Exercise >>
Copy the lines that follow, keeping every character the same.
**** Extracted data ****
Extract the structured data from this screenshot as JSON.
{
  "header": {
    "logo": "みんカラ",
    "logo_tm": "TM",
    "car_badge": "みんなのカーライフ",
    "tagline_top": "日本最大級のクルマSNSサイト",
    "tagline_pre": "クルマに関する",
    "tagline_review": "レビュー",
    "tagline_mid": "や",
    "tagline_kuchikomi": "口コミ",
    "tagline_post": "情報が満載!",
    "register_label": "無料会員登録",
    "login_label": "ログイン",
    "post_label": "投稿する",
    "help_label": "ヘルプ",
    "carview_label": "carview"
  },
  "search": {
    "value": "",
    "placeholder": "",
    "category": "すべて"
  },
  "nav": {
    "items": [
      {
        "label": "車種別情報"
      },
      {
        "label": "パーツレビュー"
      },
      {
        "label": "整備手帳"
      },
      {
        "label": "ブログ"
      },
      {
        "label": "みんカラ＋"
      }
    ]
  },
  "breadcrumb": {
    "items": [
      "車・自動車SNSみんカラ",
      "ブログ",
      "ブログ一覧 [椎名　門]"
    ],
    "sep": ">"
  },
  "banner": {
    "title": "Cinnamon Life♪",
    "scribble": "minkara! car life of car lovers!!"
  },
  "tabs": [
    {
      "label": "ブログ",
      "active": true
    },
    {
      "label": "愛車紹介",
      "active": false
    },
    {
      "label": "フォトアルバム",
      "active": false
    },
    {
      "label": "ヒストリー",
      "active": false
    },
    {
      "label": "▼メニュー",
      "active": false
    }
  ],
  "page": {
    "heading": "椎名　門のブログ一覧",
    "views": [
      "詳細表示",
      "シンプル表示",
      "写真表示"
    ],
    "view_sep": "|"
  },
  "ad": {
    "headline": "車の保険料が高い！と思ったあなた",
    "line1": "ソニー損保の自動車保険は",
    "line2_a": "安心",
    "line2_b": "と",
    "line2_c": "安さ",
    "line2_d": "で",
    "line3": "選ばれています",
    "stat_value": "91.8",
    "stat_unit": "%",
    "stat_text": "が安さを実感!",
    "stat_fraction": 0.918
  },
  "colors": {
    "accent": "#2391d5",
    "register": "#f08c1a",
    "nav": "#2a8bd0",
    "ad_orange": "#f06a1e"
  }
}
****
Expected answer >>
Extract the structured data from this screenshot as JSON.
{
  "header": {
    "logo": "みんカラ",
    "logo_tm": "TM",
    "car_badge": "みんなのカーライフ",
    "tagline_top": "日本最大級のクルマSNSサイト",
    "tagline_pre": "クルマに関する",
    "tagline_review": "レビュー",
    "tagline_mid": "や",
    "tagline_kuchikomi": "口コミ",
    "tagline_post": "情報が満載!",
    "register_label": "無料会員登録",
    "login_label": "ログイン",
    "post_label": "投稿する",
    "help_label": "ヘルプ",
    "carview_label": "carview"
  },
  "search": {
    "value": "",
    "placeholder": "",
    "category": "すべて"
  },
  "nav": {
    "items": [
      {
        "label": "車種別情報"
      },
      {
        "label": "パーツレビュー"
      },
      {
        "label": "整備手帳"
      },
      {
        "label": "ブログ"
      },
      {
        "label": "みんカラ＋"
      }
    ]
  },
  "breadcrumb": {
    "items": [
      "車・自動車SNSみんカラ",
      "ブログ",
      "ブログ一覧 [椎名　門]"
    ],
    "sep": ">"
  },
  "banner": {
    "title": "Cinnamon Life♪",
    "scribble": "minkara! car life of car lovers!!"
  },
  "tabs": [
    {
      "label": "ブログ",
      "active": true
    },
    {
      "label": "愛車紹介",
      "active": false
    },
    {
      "label": "フォトアルバム",
      "active": false
    },
    {
      "label": "ヒストリー",
      "active": false
    },
    {
      "label": "▼メニュー",
      "active": false
    }
  ],
  "page": {
    "heading": "椎名　門のブログ一覧",
    "views": [
      "詳細表示",
      "シンプル表示",
      "写真表示"
    ],
    "view_sep": "|"
  },
  "ad": {
    "headline": "車の保険料が高い！と思ったあなた",
    "line1": "ソニー損保の自動車保険は",
    "line2_a": "安心",
    "line2_b": "と",
    "line2_c": "安さ",
    "line2_d": "で",
    "line3": "選ばれています",
    "stat_value": "91.8",
    "stat_unit": "%",
    "stat_text": "が安さを実感!",
    "stat_fraction": 0.918
  },
  "colors": {
    "accent": "#2391d5",
    "register": "#f08c1a",
    "nav": "#2a8bd0",
    "ad_orange": "#f06a1e"
  }
}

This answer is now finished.